[Start of Data supplied]

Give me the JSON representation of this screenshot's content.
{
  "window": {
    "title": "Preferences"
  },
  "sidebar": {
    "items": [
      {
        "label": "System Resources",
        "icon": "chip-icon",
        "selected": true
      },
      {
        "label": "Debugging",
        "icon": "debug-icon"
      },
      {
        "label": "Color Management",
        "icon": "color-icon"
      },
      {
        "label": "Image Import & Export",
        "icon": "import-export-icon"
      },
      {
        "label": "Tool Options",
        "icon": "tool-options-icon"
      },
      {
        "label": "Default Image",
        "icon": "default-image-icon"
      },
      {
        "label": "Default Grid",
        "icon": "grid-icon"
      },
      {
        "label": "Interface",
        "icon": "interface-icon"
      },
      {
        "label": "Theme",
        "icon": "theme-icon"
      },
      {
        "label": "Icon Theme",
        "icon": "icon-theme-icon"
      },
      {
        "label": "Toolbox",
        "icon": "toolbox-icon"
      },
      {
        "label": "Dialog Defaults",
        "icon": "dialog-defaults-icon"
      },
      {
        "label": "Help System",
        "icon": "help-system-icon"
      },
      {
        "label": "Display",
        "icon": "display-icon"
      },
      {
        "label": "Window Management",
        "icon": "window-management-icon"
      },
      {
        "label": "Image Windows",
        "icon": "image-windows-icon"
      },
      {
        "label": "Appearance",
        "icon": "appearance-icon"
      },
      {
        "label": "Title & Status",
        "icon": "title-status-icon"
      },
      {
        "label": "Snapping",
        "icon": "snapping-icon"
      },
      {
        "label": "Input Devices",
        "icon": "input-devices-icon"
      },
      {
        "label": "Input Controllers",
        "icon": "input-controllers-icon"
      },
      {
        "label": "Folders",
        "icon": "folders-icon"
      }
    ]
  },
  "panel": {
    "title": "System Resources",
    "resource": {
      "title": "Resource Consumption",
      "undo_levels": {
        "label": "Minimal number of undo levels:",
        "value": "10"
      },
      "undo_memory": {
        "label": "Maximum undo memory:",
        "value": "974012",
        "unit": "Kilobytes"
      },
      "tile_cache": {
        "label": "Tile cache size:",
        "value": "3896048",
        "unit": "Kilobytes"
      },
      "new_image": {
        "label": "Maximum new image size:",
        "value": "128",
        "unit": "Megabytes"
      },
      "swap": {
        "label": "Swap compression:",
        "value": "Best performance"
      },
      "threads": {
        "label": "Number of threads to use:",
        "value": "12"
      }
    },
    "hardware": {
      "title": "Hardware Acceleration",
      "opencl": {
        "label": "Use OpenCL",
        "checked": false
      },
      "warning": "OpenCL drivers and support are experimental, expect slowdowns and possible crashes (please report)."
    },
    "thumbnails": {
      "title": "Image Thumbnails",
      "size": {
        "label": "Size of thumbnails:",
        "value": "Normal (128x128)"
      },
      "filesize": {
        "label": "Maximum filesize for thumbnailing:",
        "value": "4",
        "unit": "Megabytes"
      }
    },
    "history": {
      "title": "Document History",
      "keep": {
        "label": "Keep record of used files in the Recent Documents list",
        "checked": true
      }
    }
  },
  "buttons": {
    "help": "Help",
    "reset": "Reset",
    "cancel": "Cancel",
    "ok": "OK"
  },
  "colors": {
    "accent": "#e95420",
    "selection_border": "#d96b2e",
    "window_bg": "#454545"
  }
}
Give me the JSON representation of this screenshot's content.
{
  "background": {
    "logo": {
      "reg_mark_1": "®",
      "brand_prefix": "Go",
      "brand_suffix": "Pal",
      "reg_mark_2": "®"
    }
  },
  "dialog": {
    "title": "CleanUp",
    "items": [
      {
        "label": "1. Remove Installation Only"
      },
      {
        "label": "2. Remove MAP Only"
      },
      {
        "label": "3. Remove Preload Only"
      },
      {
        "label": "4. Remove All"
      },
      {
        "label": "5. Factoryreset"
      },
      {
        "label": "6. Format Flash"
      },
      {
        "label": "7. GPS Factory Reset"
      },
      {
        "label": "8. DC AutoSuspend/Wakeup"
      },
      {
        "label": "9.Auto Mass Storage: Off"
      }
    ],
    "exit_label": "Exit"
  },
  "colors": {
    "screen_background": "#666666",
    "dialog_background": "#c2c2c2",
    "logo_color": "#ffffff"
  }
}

[End of Data supplied]

Given problem: Can you restate every record above word for word?

Written answer:
Give me the JSON representation of this screenshot's content.
{
  "window": {
    "title": "Preferences"
  },
  "sidebar": {
    "items": [
      {
        "label": "System Resources",
        "icon": "chip-icon",
        "selected": true
      },
      {
        "label": "Debugging",
        "icon": "debug-icon"
      },
      {
        "label": "Color Management",
        "icon": "color-icon"
      },
      {
        "label": "Image Import & Export",
        "icon": "import-export-icon"
      },
      {
        "label": "Tool Options",
        "icon": "tool-options-icon"
      },
      {
        "label": "Default Image",
        "icon": "default-image-icon"
      },
      {
        "label": "Default Grid",
        "icon": "grid-icon"
      },
      {
        "label": "Interface",
        "icon": "interface-icon"
      },
      {
        "label": "Theme",
        "icon": "theme-icon"
      },
      {
        "label": "Icon Theme",
        "icon": "icon-theme-icon"
      },
      {
        "label": "Toolbox",
        "icon": "toolbox-icon"
      },
      {
        "label": "Dialog Defaults",
        "icon": "dialog-defaults-icon"
      },
      {
        "label": "Help System",
        "icon": "help-system-icon"
      },
      {
        "label": "Display",
        "icon": "display-icon"
      },
      {
        "label": "Window Management",
        "icon": "window-management-icon"
      },
      {
        "label": "Image Windows",
        "icon": "image-windows-icon"
      },
      {
        "label": "Appearance",
        "icon": "appearance-icon"
      },
      {
        "label": "Title & Status",
        "icon": "title-status-icon"
      },
      {
        "label": "Snapping",
        "icon": "snapping-icon"
      },
      {
        "label": "Input Devices",
        "icon": "input-devices-icon"
      },
      {
        "label": "Input Controllers",
        "icon": "input-controllers-icon"
      },
      {
        "label": "Folders",
        "icon": "folders-icon"
      }
    ]
  },
  "panel": {
    "title": "System Resources",
    "resource": {
      "title": "Resource Consumption",
      "undo_levels": {
        "label": "Minimal number of undo levels:",
        "value": "10"
      },
      "undo_memory": {
        "label": "Maximum undo memory:",
        "value": "974012",
        "unit": "Kilobytes"
      },
      "tile_cache": {
        "label": "Tile cache size:",
        "value": "3896048",
        "unit": "Kilobytes"
      },
      "new_image": {
        "label": "Maximum new image size:",
        "value": "128",
        "unit": "Megabytes"
      },
      "swap": {
        "label": "Swap compression:",
        "value": "Best performance"
      },
      "threads": {
        "label": "Number of threads to use:",
        "value": "12"
      }
    },
    "hardware": {
      "title": "Hardware Acceleration",
      "opencl": {
        "label": "Use OpenCL",
        "checked": false
      },
      "warning": "OpenCL drivers and support are experimental, expect slowdowns and possible crashes (please report)."
    },
    "thumbnails": {
      "title": "Image Thumbnails",
      "size": {
        "label": "Size of thumbnails:",
        "value": "Normal (128x128)"
      },
      "filesize": {
        "label": "Maximum filesize for thumbnailing:",
        "value": "4",
        "unit": "Megabytes"
      }
    },
    "history": {
      "title": "Document History",
      "keep": {
        "label": "Keep record of used files in the Recent Documents list",
        "checked": true
      }
    }
  },
  "buttons": {
    "help": "Help",
    "reset": "Reset",
    "cancel": "Cancel",
    "ok": "OK"
  },
  "colors": {
    "accent": "#e95420",
    "selection_border": "#d96b2e",
    "window_bg": "#454545"
  }
}
Give me the JSON representation of this screenshot's content.
{
  "background": {
    "logo": {
      "reg_mark_1": "®",
      "brand_prefix": "Go",
      "brand_suffix": "Pal",
      "reg_mark_2": "®"
    }
  },
  "dialog": {
    "title": "CleanUp",
    "items": [
      {
        "label": "1. Remove Installation Only"
      },
      {
        "label": "2. Remove MAP Only"
      },
      {
        "label": "3. Remove Preload Only"
      },
      {
        "label": "4. Remove All"
      },
      {
        "label": "5. Factoryreset"
      },
      {
        "label": "6. Format Flash"
      },
      {
        "label": "7. GPS Factory Reset"
      },
      {
        "label": "8. DC AutoSuspend/Wakeup"
      },
      {
        "label": "9.Auto Mass Storage: Off"
      }
    ],
    "exit_label": "Exit"
  },
  "colors": {
    "screen_background": "#666666",
    "dialog_background": "#c2c2c2",
    "logo_color": "#ffffff"
  }
}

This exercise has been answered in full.